## [Your task]
Count the lines in the entries below that include the word "Статьи". Give nothing but the number.

## [Dataset entries]
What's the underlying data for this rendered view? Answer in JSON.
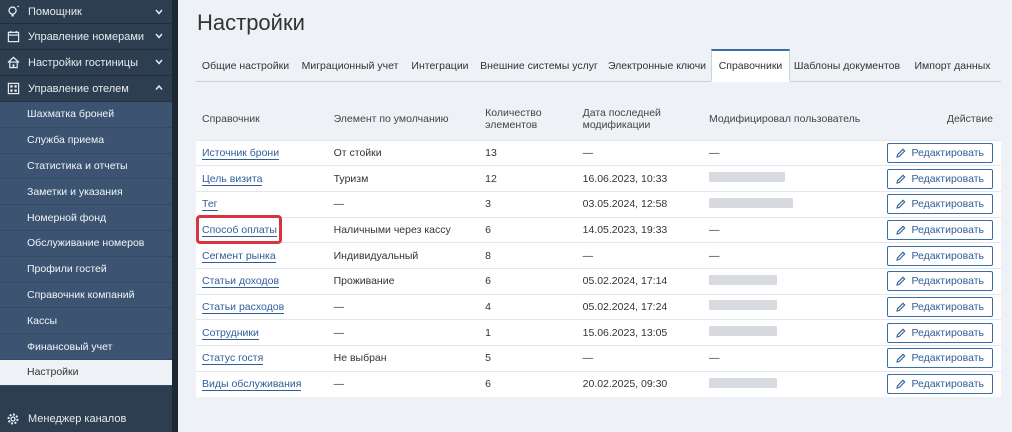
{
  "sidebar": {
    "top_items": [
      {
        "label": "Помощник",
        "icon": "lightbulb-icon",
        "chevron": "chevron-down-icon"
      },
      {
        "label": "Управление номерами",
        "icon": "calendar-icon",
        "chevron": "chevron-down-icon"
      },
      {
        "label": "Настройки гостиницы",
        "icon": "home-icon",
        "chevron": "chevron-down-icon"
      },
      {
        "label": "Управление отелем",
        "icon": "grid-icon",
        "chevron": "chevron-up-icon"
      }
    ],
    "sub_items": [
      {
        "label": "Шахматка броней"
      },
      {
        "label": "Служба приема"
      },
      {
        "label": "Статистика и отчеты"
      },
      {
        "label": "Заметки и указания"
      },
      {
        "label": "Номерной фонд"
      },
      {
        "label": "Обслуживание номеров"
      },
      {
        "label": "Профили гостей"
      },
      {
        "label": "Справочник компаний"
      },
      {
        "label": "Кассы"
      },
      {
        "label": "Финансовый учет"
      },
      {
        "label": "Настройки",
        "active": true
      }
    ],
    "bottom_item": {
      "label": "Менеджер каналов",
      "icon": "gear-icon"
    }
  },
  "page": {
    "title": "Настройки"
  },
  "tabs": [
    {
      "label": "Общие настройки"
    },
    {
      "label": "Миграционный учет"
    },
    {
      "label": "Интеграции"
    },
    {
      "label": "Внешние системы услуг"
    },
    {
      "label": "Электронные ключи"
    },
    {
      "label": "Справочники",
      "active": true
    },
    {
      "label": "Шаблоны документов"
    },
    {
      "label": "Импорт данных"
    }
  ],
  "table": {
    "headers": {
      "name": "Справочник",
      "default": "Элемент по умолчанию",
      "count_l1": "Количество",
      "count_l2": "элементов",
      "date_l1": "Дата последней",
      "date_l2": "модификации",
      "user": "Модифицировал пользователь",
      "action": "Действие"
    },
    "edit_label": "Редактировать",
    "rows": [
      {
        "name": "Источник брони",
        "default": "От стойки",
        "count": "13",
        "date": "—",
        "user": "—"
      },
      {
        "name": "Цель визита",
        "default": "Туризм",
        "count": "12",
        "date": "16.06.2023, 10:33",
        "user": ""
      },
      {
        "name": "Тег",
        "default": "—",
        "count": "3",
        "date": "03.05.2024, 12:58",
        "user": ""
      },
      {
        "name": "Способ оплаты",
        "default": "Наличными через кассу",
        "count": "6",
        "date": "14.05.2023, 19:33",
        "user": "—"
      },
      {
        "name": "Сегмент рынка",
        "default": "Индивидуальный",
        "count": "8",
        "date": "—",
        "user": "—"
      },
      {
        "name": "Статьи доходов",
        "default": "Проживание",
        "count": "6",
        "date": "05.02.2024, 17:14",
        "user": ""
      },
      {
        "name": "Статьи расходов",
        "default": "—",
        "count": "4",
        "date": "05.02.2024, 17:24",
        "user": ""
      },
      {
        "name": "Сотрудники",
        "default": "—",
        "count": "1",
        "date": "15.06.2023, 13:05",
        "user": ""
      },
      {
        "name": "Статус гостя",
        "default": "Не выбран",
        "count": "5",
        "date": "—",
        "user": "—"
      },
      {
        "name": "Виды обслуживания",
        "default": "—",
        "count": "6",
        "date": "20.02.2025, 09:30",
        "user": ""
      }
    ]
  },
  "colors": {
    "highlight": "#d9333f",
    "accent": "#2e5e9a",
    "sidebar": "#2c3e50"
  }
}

## [Problem solution]
2